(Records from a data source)
━━━━━━━━━━
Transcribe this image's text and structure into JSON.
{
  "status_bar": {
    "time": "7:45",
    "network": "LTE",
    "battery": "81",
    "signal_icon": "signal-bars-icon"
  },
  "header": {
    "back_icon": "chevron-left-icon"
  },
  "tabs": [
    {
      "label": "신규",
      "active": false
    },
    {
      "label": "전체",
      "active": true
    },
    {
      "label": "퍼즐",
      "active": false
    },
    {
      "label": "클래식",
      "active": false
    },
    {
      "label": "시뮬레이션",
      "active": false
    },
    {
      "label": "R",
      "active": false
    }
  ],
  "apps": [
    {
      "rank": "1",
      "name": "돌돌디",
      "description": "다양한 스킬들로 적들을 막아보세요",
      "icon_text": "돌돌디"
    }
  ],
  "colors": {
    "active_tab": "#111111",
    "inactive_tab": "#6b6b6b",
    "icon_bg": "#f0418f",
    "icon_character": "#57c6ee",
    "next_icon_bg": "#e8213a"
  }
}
━━━━━━━━━━
:: REQUIREMENT ::
Transcribe all the entries, keeping each one exactly as it is.

:: FINISHED TASK ::
Transcribe this image's text and structure into JSON.
{
  "status_bar": {
    "time": "7:45",
    "network": "LTE",
    "battery": "81",
    "signal_icon": "signal-bars-icon"
  },
  "header": {
    "back_icon": "chevron-left-icon"
  },
  "tabs": [
    {
      "label": "신규",
      "active": false
    },
    {
      "label": "전체",
      "active": true
    },
    {
      "label": "퍼즐",
      "active": false
    },
    {
      "label": "클래식",
      "active": false
    },
    {
      "label": "시뮬레이션",
      "active": false
    },
    {
      "label": "R",
      "active": false
    }
  ],
  "apps": [
    {
      "rank": "1",
      "name": "돌돌디",
      "description": "다양한 스킬들로 적들을 막아보세요",
      "icon_text": "돌돌디"
    }
  ],
  "colors": {
    "active_tab": "#111111",
    "inactive_tab": "#6b6b6b",
    "icon_bg": "#f0418f",
    "icon_character": "#57c6ee",
    "next_icon_bg": "#e8213a"
  }
}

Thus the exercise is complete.